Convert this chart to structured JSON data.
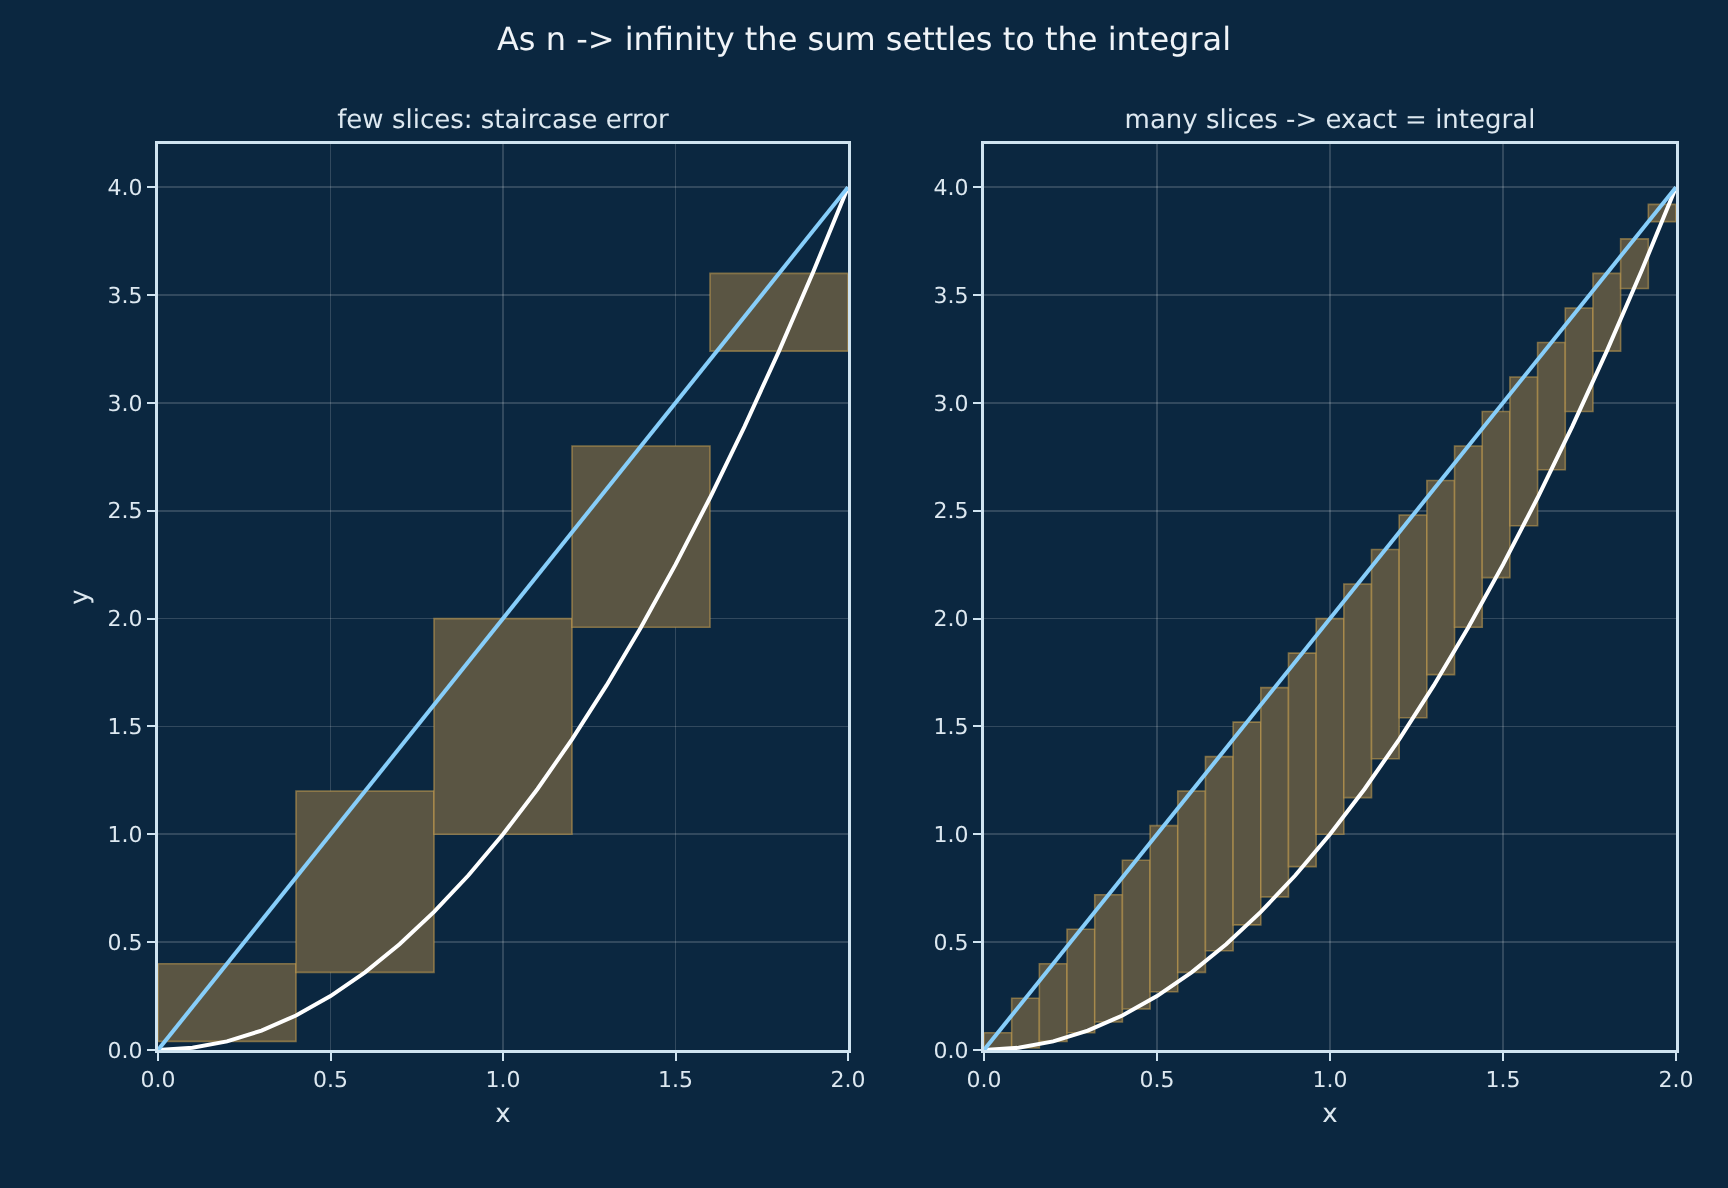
{
  "chart_data": [
    {
      "type": "bar",
      "title": "few slices: staircase error",
      "annotations": [
        "As n -> infinity the sum settles to the integral"
      ],
      "xlabel": "x",
      "ylabel": "y",
      "x": [
        0.2,
        0.6,
        1.0,
        1.4,
        1.8
      ],
      "series": [
        {
          "color": "#5a5543",
          "base": [
            0.04,
            0.36,
            1.0,
            1.96,
            3.24
          ],
          "values": [
            0.36,
            0.84,
            1.0,
            0.84,
            0.36
          ]
        },
        {
          "type": "line",
          "color": "#ffffff",
          "x": [
            0,
            0.1,
            0.2,
            0.3,
            0.4,
            0.5,
            0.6,
            0.7,
            0.8,
            0.9,
            1.0,
            1.1,
            1.2,
            1.3,
            1.4,
            1.5,
            1.6,
            1.7,
            1.8,
            1.9,
            2.0
          ],
          "values": [
            0,
            0.01,
            0.04,
            0.09,
            0.16,
            0.25,
            0.36,
            0.49,
            0.64,
            0.81,
            1.0,
            1.21,
            1.44,
            1.69,
            1.96,
            2.25,
            2.56,
            2.89,
            3.24,
            3.61,
            4.0
          ]
        },
        {
          "type": "line",
          "color": "#87cefa",
          "x": [
            0,
            2
          ],
          "values": [
            0,
            4
          ]
        }
      ],
      "xlim": [
        0,
        2
      ],
      "xticks": [
        {
          "value": 0,
          "label": "0.0"
        },
        {
          "value": 0.5,
          "label": "0.5"
        },
        {
          "value": 1,
          "label": "1.0"
        },
        {
          "value": 1.5,
          "label": "1.5"
        },
        {
          "value": 2,
          "label": "2.0"
        }
      ],
      "ylim": [
        0,
        4.2
      ],
      "yticks": [
        {
          "value": 0,
          "label": "0.0"
        },
        {
          "value": 0.5,
          "label": "0.5"
        },
        {
          "value": 1,
          "label": "1.0"
        },
        {
          "value": 1.5,
          "label": "1.5"
        },
        {
          "value": 2,
          "label": "2.0"
        },
        {
          "value": 2.5,
          "label": "2.5"
        },
        {
          "value": 3,
          "label": "3.0"
        },
        {
          "value": 3.5,
          "label": "3.5"
        },
        {
          "value": 4,
          "label": "4.0"
        }
      ],
      "grid": true
    },
    {
      "type": "bar",
      "title": "many slices -> exact = integral",
      "xlabel": "x",
      "x": [
        0.04,
        0.12,
        0.2,
        0.28,
        0.36,
        0.44,
        0.52,
        0.6,
        0.68,
        0.76,
        0.84,
        0.92,
        1.0,
        1.08,
        1.16,
        1.24,
        1.32,
        1.4,
        1.48,
        1.56,
        1.64,
        1.72,
        1.8,
        1.88,
        1.96
      ],
      "series": [
        {
          "color": "#5a5543",
          "base": [
            0.0,
            0.01,
            0.04,
            0.08,
            0.13,
            0.19,
            0.27,
            0.36,
            0.46,
            0.58,
            0.71,
            0.85,
            1.0,
            1.17,
            1.35,
            1.54,
            1.74,
            1.96,
            2.19,
            2.43,
            2.69,
            2.96,
            3.24,
            3.53,
            3.84
          ],
          "values": [
            0.08,
            0.23,
            0.36,
            0.48,
            0.59,
            0.69,
            0.77,
            0.84,
            0.9,
            0.94,
            0.97,
            0.99,
            1.0,
            0.99,
            0.97,
            0.94,
            0.9,
            0.84,
            0.77,
            0.69,
            0.59,
            0.48,
            0.36,
            0.23,
            0.08
          ]
        },
        {
          "type": "line",
          "color": "#ffffff",
          "x": [
            0,
            0.1,
            0.2,
            0.3,
            0.4,
            0.5,
            0.6,
            0.7,
            0.8,
            0.9,
            1.0,
            1.1,
            1.2,
            1.3,
            1.4,
            1.5,
            1.6,
            1.7,
            1.8,
            1.9,
            2.0
          ],
          "values": [
            0,
            0.01,
            0.04,
            0.09,
            0.16,
            0.25,
            0.36,
            0.49,
            0.64,
            0.81,
            1.0,
            1.21,
            1.44,
            1.69,
            1.96,
            2.25,
            2.56,
            2.89,
            3.24,
            3.61,
            4.0
          ]
        },
        {
          "type": "line",
          "color": "#87cefa",
          "x": [
            0,
            2
          ],
          "values": [
            0,
            4
          ]
        }
      ],
      "xlim": [
        0,
        2
      ],
      "xticks": [
        {
          "value": 0,
          "label": "0.0"
        },
        {
          "value": 0.5,
          "label": "0.5"
        },
        {
          "value": 1,
          "label": "1.0"
        },
        {
          "value": 1.5,
          "label": "1.5"
        },
        {
          "value": 2,
          "label": "2.0"
        }
      ],
      "ylim": [
        0,
        4.2
      ],
      "yticks": [
        {
          "value": 0,
          "label": "0.0"
        },
        {
          "value": 0.5,
          "label": "0.5"
        },
        {
          "value": 1,
          "label": "1.0"
        },
        {
          "value": 1.5,
          "label": "1.5"
        },
        {
          "value": 2,
          "label": "2.0"
        },
        {
          "value": 2.5,
          "label": "2.5"
        },
        {
          "value": 3,
          "label": "3.0"
        },
        {
          "value": 3.5,
          "label": "3.5"
        },
        {
          "value": 4,
          "label": "4.0"
        }
      ],
      "grid": true
    }
  ]
}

┄┄┄┄┄┄┄┄┄┄┄┄┄┄┄┄┄┄┄┄

◆ Exercise aim: Without the pictures, print the whole listing exactly as given.

◆ Solution for this problem:
Convert this chart to structured JSON data.
{
  "chart_data": [
    {
      "type": "bar",
      "title": "few slices: staircase error",
      "annotations": [
        "As n -> infinity the sum settles to the integral"
      ],
      "xlabel": "x",
      "ylabel": "y",
      "x": [
        0.2,
        0.6,
        1.0,
        1.4,
        1.8
      ],
      "series": [
        {
          "color": "#5a5543",
          "base": [
            0.04,
            0.36,
            1.0,
            1.96,
            3.24
          ],
          "values": [
            0.36,
            0.84,
            1.0,
            0.84,
            0.36
          ]
        },
        {
          "type": "line",
          "color": "#ffffff",
          "x": [
            0,
            0.1,
            0.2,
            0.3,
            0.4,
            0.5,
            0.6,
            0.7,
            0.8,
            0.9,
            1.0,
            1.1,
            1.2,
            1.3,
            1.4,
            1.5,
            1.6,
            1.7,
            1.8,
            1.9,
            2.0
          ],
          "values": [
            0,
            0.01,
            0.04,
            0.09,
            0.16,
            0.25,
            0.36,
            0.49,
            0.64,
            0.81,
            1.0,
            1.21,
            1.44,
            1.69,
            1.96,
            2.25,
            2.56,
            2.89,
            3.24,
            3.61,
            4.0
          ]
        },
        {
          "type": "line",
          "color": "#87cefa",
          "x": [
            0,
            2
          ],
          "values": [
            0,
            4
          ]
        }
      ],
      "xlim": [
        0,
        2
      ],
      "xticks": [
        {
          "value": 0,
          "label": "0.0"
        },
        {
          "value": 0.5,
          "label": "0.5"
        },
        {
          "value": 1,
          "label": "1.0"
        },
        {
          "value": 1.5,
          "label": "1.5"
        },
        {
          "value": 2,
          "label": "2.0"
        }
      ],
      "ylim": [
        0,
        4.2
      ],
      "yticks": [
        {
          "value": 0,
          "label": "0.0"
        },
        {
          "value": 0.5,
          "label": "0.5"
        },
        {
          "value": 1,
          "label": "1.0"
        },
        {
          "value": 1.5,
          "label": "1.5"
        },
        {
          "value": 2,
          "label": "2.0"
        },
        {
          "value": 2.5,
          "label": "2.5"
        },
        {
          "value": 3,
          "label": "3.0"
        },
        {
          "value": 3.5,
          "label": "3.5"
        },
        {
          "value": 4,
          "label": "4.0"
        }
      ],
      "grid": true
    },
    {
      "type": "bar",
      "title": "many slices -> exact = integral",
      "xlabel": "x",
      "x": [
        0.04,
        0.12,
        0.2,
        0.28,
        0.36,
        0.44,
        0.52,
        0.6,
        0.68,
        0.76,
        0.84,
        0.92,
        1.0,
        1.08,
        1.16,
        1.24,
        1.32,
        1.4,
        1.48,
        1.56,
        1.64,
        1.72,
        1.8,
        1.88,
        1.96
      ],
      "series": [
        {
          "color": "#5a5543",
          "base": [
            0.0,
            0.01,
            0.04,
            0.08,
            0.13,
            0.19,
            0.27,
            0.36,
            0.46,
            0.58,
            0.71,
            0.85,
            1.0,
            1.17,
            1.35,
            1.54,
            1.74,
            1.96,
            2.19,
            2.43,
            2.69,
            2.96,
            3.24,
            3.53,
            3.84
          ],
          "values": [
            0.08,
            0.23,
            0.36,
            0.48,
            0.59,
            0.69,
            0.77,
            0.84,
            0.9,
            0.94,
            0.97,
            0.99,
            1.0,
            0.99,
            0.97,
            0.94,
            0.9,
            0.84,
            0.77,
            0.69,
            0.59,
            0.48,
            0.36,
            0.23,
            0.08
          ]
        },
        {
          "type": "line",
          "color": "#ffffff",
          "x": [
            0,
            0.1,
            0.2,
            0.3,
            0.4,
            0.5,
            0.6,
            0.7,
            0.8,
            0.9,
            1.0,
            1.1,
            1.2,
            1.3,
            1.4,
            1.5,
            1.6,
            1.7,
            1.8,
            1.9,
            2.0
          ],
          "values": [
            0,
            0.01,
            0.04,
            0.09,
            0.16,
            0.25,
            0.36,
            0.49,
            0.64,
            0.81,
            1.0,
            1.21,
            1.44,
            1.69,
            1.96,
            2.25,
            2.56,
            2.89,
            3.24,
            3.61,
            4.0
          ]
        },
        {
          "type": "line",
          "color": "#87cefa",
          "x": [
            0,
            2
          ],
          "values": [
            0,
            4
          ]
        }
      ],
      "xlim": [
        0,
        2
      ],
      "xticks": [
        {
          "value": 0,
          "label": "0.0"
        },
        {
          "value": 0.5,
          "label": "0.5"
        },
        {
          "value": 1,
          "label": "1.0"
        },
        {
          "value": 1.5,
          "label": "1.5"
        },
        {
          "value": 2,
          "label": "2.0"
        }
      ],
      "ylim": [
        0,
        4.2
      ],
      "yticks": [
        {
          "value": 0,
          "label": "0.0"
        },
        {
          "value": 0.5,
          "label": "0.5"
        },
        {
          "value": 1,
          "label": "1.0"
        },
        {
          "value": 1.5,
          "label": "1.5"
        },
        {
          "value": 2,
          "label": "2.0"
        },
        {
          "value": 2.5,
          "label": "2.5"
        },
        {
          "value": 3,
          "label": "3.0"
        },
        {
          "value": 3.5,
          "label": "3.5"
        },
        {
          "value": 4,
          "label": "4.0"
        }
      ],
      "grid": true
    }
  ]
}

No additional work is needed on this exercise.